Records for the task:
+ + + + + + +
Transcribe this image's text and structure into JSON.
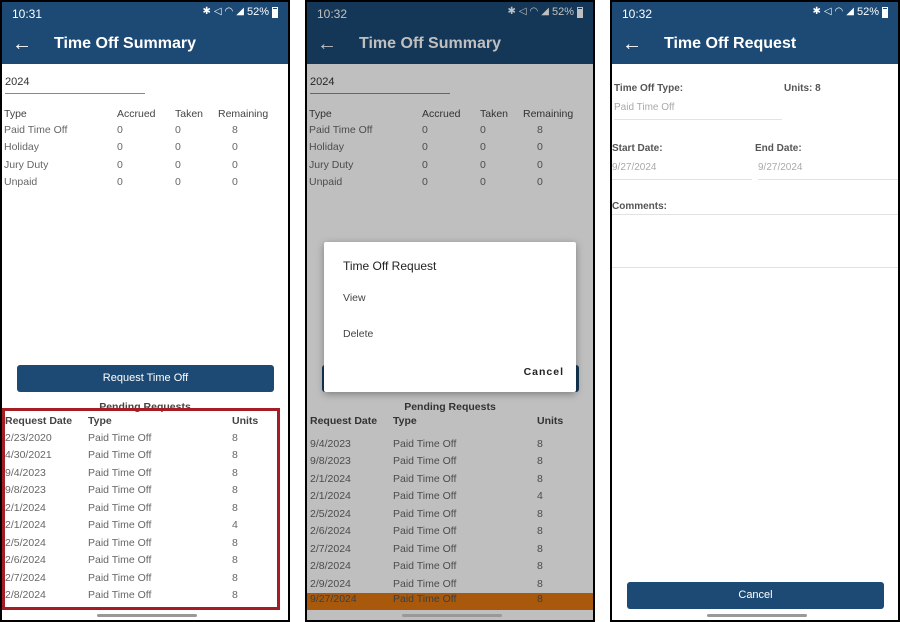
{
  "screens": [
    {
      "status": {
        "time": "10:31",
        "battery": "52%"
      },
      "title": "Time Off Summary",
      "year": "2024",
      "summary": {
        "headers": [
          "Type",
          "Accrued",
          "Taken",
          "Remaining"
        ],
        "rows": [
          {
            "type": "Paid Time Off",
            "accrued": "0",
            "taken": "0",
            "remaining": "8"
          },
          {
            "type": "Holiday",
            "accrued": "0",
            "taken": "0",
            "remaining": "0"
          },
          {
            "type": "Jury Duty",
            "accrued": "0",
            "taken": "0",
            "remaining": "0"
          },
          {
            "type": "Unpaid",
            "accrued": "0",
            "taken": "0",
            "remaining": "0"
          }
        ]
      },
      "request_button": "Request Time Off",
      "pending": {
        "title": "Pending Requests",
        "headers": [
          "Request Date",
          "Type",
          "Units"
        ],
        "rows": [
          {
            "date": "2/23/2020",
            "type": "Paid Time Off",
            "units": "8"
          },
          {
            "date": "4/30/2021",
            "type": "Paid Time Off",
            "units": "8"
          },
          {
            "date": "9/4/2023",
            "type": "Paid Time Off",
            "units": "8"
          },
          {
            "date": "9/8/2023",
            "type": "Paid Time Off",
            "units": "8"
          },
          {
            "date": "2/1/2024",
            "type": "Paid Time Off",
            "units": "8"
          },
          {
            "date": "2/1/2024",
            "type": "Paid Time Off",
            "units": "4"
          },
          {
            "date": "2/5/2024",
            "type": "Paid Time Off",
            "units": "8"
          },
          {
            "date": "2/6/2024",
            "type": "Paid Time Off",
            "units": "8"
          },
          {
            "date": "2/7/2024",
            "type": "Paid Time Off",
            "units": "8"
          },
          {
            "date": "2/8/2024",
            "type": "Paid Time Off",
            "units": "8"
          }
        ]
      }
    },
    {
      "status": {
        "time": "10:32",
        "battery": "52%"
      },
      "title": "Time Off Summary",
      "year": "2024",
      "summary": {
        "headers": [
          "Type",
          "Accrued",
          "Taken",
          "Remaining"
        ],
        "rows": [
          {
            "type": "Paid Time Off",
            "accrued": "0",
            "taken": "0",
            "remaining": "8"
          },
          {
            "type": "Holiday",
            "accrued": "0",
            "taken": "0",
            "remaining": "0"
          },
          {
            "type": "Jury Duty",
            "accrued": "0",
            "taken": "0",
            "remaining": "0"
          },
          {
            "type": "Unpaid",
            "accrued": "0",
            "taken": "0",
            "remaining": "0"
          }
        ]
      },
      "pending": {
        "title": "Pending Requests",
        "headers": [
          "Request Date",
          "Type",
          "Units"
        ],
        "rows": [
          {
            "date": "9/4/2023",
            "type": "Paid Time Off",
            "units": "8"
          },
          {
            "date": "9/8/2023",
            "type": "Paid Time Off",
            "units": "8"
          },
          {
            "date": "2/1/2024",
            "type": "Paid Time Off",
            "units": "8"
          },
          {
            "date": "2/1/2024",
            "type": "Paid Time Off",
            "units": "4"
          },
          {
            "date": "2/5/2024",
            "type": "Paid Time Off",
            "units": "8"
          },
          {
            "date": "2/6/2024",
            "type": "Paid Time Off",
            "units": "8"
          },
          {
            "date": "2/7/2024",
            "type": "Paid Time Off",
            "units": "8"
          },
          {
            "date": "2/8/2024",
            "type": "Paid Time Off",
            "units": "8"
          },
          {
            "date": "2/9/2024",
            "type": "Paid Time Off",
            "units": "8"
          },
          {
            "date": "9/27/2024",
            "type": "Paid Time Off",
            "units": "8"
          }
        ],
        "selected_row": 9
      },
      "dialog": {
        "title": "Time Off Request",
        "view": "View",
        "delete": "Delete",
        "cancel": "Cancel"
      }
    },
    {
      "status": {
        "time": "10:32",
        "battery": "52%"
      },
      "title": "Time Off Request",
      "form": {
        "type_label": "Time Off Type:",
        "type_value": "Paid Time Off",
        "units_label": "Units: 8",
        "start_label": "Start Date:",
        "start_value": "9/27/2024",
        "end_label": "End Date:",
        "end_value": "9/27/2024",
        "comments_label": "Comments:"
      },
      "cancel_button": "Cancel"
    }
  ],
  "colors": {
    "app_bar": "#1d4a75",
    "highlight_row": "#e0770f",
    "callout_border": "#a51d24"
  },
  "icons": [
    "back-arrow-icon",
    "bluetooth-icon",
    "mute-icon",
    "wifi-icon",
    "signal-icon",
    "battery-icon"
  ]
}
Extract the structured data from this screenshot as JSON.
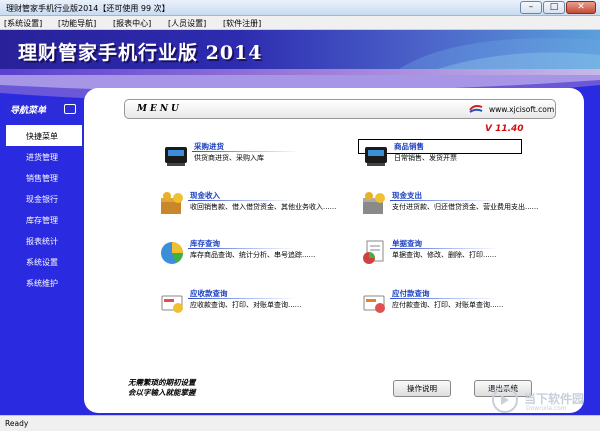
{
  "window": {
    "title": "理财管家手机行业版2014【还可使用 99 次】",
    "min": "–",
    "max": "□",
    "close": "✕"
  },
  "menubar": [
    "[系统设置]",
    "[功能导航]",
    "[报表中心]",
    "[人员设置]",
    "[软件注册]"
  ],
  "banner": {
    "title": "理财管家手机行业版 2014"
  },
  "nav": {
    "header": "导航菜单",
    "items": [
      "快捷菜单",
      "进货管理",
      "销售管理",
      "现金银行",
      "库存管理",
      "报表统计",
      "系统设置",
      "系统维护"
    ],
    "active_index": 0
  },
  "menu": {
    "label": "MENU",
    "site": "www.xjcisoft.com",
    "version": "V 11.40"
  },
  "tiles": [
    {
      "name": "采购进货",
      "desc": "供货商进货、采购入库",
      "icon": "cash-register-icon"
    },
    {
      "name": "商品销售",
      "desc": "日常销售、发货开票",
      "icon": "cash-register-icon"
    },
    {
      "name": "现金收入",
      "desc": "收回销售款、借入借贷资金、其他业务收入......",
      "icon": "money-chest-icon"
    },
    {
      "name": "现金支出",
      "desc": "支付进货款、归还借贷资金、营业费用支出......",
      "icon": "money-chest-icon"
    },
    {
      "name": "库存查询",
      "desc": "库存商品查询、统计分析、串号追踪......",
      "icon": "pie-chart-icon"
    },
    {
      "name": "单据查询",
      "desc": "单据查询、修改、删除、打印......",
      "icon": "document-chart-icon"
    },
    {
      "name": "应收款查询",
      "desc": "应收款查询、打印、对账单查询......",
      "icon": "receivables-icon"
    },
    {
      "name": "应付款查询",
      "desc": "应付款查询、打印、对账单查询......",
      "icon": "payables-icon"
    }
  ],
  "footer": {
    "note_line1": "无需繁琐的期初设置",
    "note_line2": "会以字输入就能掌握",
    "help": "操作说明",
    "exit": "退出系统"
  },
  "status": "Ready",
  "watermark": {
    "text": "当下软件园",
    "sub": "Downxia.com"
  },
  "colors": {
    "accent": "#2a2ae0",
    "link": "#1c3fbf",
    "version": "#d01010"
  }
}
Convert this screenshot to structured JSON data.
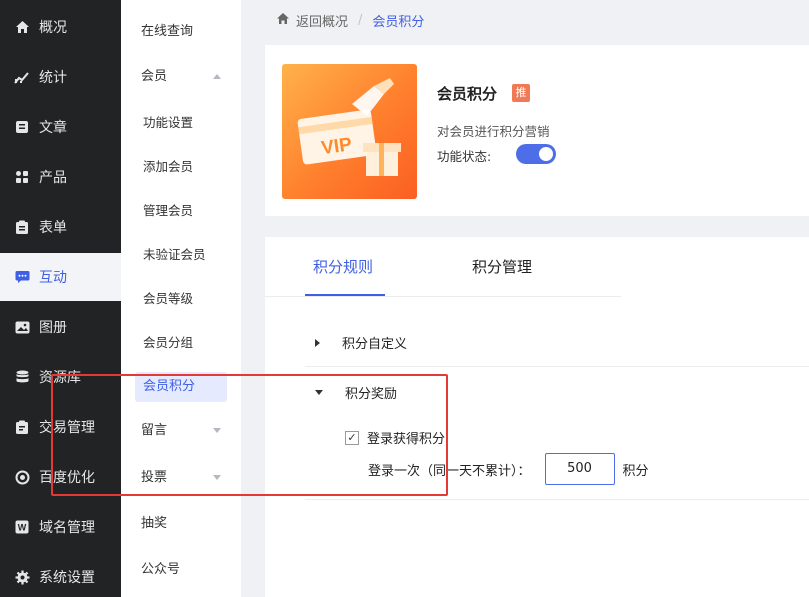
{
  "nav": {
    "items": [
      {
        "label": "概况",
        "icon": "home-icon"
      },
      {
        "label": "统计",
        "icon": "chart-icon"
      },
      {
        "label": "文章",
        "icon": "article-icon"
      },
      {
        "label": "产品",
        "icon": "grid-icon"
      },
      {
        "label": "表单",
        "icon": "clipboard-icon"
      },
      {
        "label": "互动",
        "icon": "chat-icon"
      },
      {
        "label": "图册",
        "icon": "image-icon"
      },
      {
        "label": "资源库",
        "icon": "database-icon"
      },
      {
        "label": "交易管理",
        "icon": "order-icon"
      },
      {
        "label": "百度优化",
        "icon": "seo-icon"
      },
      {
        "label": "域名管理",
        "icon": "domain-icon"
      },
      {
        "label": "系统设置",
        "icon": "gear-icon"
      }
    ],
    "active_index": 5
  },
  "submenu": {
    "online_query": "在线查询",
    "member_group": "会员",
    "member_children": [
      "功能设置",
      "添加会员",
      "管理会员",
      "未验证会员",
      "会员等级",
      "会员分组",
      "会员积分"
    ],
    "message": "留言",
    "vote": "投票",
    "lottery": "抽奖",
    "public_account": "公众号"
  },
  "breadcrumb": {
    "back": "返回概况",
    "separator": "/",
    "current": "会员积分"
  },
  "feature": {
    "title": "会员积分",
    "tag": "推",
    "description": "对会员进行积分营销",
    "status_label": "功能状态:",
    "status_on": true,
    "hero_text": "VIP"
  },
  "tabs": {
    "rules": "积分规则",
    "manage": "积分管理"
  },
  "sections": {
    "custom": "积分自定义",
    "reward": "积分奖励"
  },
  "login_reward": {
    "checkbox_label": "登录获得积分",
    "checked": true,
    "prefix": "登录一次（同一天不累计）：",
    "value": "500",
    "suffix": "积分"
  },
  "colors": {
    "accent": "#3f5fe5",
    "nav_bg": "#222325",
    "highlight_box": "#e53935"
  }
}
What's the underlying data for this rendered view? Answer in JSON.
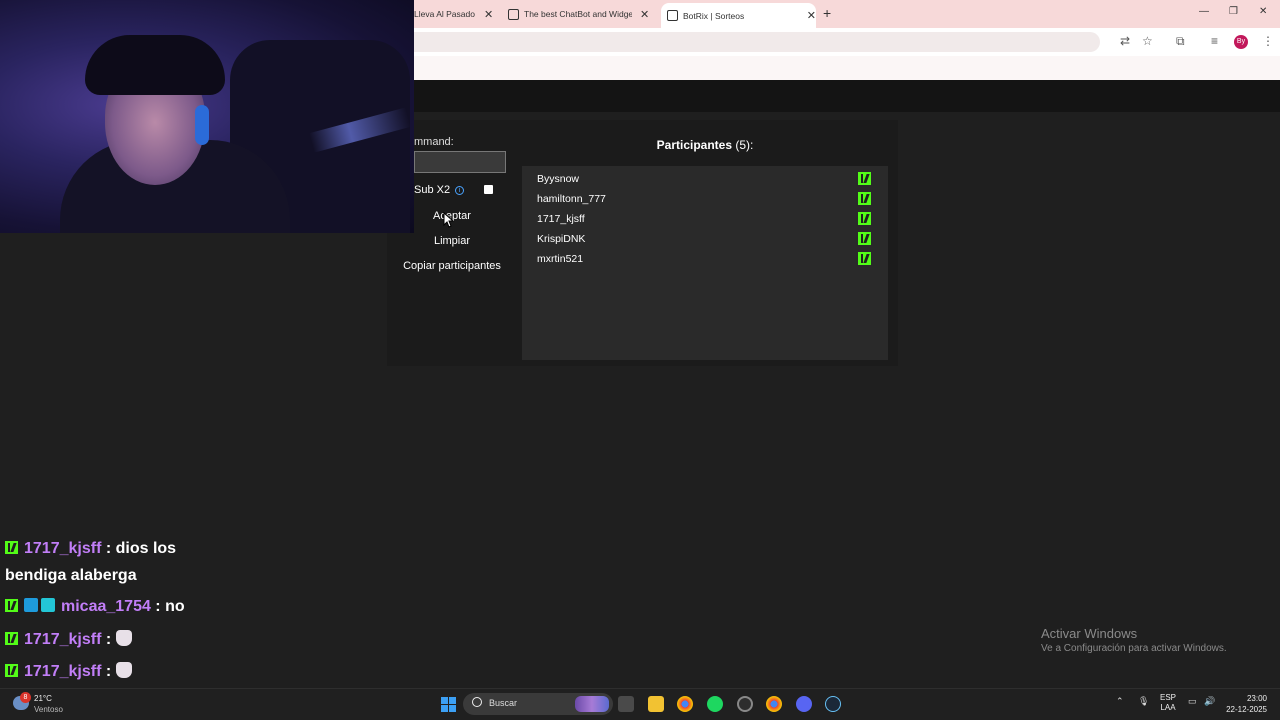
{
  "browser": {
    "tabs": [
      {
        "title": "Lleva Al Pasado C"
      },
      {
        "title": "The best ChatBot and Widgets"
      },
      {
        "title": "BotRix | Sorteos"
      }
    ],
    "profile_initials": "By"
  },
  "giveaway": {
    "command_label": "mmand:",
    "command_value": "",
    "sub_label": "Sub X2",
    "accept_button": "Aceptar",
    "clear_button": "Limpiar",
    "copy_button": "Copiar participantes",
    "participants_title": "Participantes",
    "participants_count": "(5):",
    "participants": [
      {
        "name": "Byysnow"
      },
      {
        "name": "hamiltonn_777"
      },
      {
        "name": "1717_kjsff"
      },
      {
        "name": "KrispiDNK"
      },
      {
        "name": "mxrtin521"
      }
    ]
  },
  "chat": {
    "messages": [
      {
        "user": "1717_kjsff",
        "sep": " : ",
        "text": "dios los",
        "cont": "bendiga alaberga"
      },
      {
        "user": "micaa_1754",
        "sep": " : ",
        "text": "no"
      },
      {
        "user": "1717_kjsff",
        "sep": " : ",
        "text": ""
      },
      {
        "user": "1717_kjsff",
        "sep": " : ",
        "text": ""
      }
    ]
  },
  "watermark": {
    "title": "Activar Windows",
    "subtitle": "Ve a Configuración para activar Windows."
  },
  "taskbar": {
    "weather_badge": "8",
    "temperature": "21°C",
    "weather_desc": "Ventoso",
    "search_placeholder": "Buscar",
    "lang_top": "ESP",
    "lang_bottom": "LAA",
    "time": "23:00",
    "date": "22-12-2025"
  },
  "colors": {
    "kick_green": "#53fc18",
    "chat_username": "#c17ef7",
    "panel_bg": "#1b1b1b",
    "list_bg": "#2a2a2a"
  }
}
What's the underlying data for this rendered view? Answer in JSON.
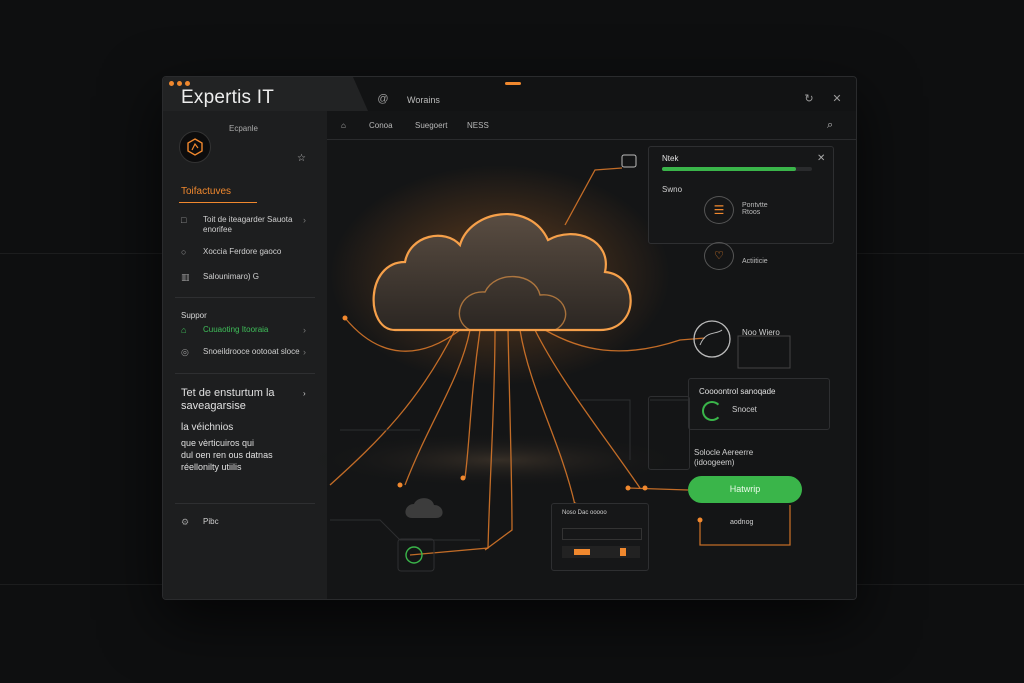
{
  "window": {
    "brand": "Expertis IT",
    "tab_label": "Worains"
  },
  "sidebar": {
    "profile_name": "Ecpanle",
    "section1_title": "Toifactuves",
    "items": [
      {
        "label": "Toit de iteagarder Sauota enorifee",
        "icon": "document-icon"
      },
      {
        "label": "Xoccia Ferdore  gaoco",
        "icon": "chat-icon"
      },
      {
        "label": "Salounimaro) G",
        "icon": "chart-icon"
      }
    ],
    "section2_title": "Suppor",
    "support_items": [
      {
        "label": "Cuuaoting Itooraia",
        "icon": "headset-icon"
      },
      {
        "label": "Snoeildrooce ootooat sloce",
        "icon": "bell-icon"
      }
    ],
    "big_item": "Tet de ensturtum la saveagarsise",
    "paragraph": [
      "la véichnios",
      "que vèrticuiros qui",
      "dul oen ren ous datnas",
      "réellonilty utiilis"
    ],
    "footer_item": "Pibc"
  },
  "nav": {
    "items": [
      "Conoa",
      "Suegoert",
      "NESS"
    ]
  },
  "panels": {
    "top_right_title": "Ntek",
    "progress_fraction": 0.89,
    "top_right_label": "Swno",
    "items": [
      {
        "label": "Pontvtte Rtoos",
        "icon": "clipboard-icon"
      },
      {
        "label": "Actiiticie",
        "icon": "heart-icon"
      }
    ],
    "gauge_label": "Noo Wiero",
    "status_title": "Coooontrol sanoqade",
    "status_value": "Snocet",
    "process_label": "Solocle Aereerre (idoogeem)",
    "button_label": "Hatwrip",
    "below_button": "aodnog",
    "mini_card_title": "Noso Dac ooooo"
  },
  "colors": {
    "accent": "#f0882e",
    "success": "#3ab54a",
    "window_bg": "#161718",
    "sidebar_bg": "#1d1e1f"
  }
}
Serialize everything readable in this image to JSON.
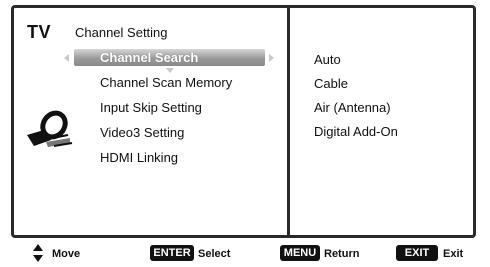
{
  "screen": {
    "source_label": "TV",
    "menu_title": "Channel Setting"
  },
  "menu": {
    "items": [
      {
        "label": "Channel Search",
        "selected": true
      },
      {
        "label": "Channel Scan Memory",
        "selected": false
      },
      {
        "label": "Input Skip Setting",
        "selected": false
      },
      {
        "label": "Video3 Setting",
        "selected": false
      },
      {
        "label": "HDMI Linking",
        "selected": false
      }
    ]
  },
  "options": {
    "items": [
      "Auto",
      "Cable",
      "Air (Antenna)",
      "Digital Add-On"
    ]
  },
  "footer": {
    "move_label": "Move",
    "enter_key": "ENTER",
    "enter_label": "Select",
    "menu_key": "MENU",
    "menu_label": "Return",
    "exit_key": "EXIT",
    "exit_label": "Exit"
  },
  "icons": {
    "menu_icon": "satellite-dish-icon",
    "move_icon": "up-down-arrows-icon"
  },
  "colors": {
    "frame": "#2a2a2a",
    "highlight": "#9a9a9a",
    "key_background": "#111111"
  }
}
+ + + + + + +
Exercise requirements: Find every line above that contains the word "document", and return each one.

Task response:
      "icon": "document-chart-icon"
        "icon": "document-icon"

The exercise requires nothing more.